__Input data__
>> begin
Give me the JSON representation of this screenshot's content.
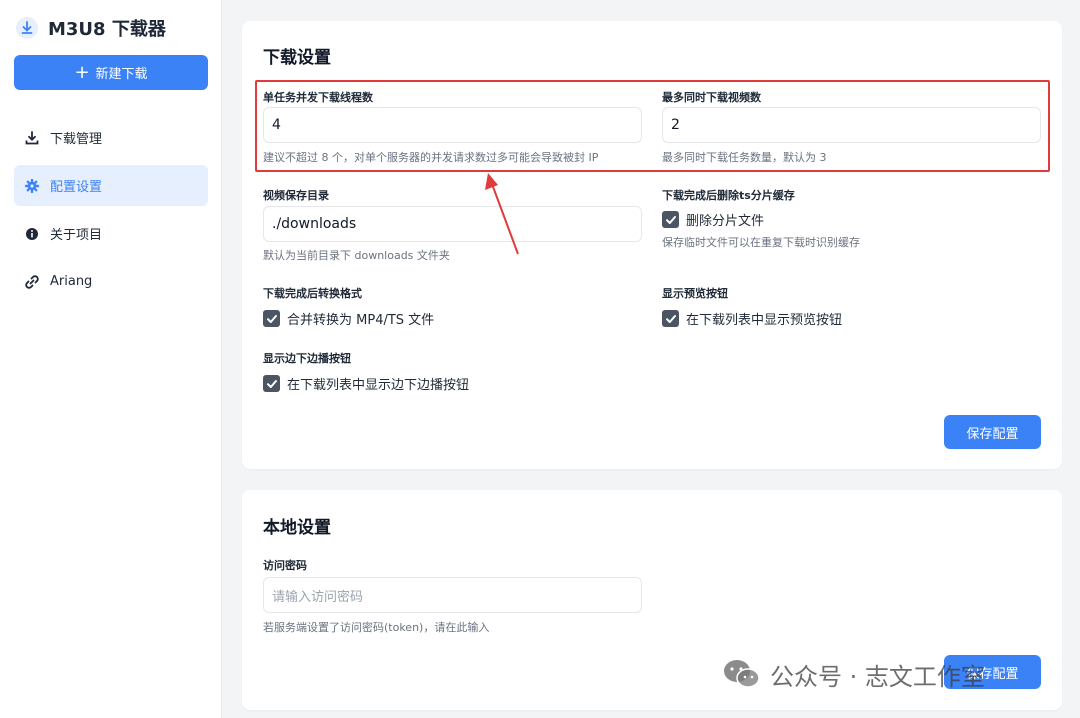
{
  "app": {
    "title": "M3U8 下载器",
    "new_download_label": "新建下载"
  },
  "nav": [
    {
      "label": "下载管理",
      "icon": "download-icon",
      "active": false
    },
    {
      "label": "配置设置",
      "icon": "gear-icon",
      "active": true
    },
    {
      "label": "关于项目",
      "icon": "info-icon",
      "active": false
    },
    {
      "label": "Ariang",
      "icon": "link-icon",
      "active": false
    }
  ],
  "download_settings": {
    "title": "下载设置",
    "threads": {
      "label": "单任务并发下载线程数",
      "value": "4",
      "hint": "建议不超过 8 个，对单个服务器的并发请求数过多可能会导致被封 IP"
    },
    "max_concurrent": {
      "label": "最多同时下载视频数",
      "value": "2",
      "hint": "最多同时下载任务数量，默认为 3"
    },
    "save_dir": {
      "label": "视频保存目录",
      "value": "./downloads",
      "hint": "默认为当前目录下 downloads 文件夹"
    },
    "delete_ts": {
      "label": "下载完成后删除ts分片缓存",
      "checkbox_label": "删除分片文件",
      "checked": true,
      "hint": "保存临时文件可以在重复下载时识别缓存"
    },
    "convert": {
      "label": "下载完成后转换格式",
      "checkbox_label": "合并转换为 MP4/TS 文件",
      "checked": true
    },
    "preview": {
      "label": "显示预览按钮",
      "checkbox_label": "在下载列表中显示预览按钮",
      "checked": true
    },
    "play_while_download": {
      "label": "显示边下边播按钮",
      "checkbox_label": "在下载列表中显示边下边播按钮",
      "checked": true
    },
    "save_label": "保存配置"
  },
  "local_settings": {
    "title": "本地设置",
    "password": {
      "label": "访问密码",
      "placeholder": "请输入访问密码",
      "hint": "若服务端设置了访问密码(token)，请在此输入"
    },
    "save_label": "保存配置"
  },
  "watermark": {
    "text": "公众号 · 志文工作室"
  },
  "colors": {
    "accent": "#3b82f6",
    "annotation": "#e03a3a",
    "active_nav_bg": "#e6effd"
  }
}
>> end
__The request__
Pick each line holding the word "hint" out of the data and copy it.

__Response to this task__
      "hint": "建议不超过 8 个，对单个服务器的并发请求数过多可能会导致被封 IP"
      "hint": "最多同时下载任务数量，默认为 3"
      "hint": "默认为当前目录下 downloads 文件夹"
      "hint": "保存临时文件可以在重复下载时识别缓存"
      "hint": "若服务端设置了访问密码(token)，请在此输入"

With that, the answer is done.